> **Short problem**: Find the string "this" in the listing and report every line that has it.

> **Extracted information**:
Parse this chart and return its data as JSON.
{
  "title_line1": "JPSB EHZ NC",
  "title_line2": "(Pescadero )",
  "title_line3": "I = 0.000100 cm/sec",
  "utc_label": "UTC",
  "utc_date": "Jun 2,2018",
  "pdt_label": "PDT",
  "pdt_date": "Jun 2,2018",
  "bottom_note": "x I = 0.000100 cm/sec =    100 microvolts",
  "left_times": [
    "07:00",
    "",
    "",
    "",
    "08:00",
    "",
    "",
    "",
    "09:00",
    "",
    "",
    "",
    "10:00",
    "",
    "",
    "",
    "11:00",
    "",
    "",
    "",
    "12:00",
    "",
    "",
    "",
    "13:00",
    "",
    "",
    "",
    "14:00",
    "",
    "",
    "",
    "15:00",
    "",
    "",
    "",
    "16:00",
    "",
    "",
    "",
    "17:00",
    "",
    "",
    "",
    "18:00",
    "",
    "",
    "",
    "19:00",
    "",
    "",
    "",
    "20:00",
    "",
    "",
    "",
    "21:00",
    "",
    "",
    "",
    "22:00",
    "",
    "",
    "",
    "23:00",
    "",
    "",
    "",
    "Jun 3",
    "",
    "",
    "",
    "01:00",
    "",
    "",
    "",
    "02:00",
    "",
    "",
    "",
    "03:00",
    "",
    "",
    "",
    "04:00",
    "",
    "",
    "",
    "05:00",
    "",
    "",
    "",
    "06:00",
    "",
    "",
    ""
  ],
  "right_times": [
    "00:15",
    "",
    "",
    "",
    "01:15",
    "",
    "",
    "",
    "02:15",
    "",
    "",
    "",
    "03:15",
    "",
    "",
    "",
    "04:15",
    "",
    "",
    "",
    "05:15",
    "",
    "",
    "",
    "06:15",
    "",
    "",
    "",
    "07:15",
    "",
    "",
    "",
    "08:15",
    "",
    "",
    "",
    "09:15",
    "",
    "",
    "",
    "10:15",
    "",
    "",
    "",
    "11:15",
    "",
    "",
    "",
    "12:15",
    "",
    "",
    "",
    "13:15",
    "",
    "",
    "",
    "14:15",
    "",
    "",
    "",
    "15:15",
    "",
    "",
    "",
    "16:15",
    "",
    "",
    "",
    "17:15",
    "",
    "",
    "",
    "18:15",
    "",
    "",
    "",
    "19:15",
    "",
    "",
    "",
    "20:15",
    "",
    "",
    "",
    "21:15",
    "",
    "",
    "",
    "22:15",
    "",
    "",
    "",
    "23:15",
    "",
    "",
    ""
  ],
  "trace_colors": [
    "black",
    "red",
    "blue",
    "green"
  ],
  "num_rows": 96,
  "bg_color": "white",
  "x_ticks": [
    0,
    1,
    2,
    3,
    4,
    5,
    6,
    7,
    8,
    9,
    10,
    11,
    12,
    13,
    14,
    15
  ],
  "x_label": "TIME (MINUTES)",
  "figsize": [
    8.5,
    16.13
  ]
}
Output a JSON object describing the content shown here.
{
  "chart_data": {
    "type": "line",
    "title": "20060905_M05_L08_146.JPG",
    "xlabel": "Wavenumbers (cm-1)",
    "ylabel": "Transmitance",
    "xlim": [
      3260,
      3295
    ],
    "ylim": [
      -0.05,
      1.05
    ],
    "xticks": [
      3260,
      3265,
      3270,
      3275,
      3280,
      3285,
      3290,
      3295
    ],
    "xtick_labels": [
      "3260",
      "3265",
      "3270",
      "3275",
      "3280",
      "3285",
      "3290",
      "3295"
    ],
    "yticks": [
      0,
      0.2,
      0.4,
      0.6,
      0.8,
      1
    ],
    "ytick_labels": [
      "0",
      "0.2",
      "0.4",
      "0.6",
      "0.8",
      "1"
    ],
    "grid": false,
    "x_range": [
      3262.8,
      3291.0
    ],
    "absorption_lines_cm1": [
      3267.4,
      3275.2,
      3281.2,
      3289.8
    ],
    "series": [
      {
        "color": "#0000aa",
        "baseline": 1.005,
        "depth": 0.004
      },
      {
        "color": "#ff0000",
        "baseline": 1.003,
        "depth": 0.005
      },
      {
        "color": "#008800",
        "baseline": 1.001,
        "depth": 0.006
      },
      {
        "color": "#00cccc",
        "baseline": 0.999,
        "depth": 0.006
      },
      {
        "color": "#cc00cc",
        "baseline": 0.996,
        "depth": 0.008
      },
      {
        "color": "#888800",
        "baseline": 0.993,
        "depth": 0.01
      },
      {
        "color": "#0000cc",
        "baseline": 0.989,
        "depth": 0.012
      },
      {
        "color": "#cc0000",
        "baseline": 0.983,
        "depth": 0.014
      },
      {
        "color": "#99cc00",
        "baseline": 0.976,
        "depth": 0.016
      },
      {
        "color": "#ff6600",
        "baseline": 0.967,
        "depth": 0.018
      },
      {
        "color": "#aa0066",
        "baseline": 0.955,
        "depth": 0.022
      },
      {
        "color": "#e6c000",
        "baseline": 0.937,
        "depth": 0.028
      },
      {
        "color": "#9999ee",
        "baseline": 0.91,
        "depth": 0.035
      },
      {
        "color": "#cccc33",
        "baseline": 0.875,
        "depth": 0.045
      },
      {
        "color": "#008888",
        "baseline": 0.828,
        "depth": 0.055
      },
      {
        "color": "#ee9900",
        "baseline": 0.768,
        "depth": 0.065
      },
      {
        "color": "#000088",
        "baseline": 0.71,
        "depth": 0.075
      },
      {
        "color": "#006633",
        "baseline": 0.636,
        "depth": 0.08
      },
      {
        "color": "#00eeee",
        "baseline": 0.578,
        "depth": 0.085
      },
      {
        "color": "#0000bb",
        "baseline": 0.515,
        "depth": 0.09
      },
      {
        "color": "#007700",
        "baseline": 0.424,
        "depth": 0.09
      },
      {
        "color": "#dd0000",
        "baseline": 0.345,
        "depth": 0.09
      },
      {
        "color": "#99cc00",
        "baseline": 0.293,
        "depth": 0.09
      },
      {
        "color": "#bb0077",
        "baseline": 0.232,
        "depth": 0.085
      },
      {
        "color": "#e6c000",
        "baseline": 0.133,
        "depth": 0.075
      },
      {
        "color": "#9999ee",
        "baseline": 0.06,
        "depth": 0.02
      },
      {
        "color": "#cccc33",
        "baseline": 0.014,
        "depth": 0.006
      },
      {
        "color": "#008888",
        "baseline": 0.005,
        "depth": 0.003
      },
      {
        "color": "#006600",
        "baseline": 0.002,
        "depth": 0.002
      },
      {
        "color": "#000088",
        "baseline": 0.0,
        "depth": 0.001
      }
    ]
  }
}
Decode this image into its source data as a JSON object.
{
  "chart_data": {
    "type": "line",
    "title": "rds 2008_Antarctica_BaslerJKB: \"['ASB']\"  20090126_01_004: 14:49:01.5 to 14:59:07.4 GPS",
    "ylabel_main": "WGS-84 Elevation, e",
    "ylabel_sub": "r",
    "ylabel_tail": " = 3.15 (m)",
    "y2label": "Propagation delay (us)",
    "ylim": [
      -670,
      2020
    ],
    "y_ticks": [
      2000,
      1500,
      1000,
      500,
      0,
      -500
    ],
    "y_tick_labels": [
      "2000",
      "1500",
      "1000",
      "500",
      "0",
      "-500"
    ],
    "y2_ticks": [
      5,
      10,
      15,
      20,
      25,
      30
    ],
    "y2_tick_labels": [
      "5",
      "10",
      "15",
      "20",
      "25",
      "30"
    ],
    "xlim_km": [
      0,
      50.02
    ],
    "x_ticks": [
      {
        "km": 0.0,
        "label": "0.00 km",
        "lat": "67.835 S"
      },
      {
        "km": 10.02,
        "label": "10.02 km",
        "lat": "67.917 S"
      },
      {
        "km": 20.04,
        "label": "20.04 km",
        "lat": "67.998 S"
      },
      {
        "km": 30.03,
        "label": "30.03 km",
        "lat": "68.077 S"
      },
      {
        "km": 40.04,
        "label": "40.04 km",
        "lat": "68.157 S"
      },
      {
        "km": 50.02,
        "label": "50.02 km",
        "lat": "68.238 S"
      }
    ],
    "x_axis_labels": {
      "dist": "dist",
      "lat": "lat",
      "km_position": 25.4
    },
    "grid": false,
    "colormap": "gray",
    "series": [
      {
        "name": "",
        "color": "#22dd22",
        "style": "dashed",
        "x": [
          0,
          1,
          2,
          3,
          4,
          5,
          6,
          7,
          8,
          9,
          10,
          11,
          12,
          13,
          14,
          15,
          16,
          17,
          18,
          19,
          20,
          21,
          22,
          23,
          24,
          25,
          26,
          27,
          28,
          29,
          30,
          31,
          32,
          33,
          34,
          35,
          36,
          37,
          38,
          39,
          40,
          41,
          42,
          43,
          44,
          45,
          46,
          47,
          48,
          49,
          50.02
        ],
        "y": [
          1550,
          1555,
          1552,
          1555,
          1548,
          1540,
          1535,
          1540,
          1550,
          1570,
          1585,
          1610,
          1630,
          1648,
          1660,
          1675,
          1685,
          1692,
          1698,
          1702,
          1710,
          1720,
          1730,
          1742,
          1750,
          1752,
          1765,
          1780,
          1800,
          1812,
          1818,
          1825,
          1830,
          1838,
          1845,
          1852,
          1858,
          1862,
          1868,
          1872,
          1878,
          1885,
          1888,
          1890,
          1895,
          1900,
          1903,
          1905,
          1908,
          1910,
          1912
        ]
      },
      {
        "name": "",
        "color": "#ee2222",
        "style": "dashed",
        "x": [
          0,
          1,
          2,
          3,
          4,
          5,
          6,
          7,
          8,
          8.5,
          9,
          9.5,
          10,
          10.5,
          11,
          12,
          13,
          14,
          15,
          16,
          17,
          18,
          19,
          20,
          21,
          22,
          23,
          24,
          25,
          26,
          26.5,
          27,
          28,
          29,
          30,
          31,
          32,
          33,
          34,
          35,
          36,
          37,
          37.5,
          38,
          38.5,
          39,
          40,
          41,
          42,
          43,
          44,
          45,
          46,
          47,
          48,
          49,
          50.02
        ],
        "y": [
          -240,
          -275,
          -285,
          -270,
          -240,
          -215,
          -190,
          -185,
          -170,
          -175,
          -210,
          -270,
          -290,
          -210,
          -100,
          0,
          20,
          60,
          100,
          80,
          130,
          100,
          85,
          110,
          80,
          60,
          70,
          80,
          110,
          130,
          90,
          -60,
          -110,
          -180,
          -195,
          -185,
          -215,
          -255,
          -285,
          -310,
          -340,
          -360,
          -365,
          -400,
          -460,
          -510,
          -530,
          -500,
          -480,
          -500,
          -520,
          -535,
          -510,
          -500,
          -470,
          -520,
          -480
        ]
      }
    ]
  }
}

> **Reply**:
Parse this chart and return its data as JSON.
Decode this image into its source data as a JSON object.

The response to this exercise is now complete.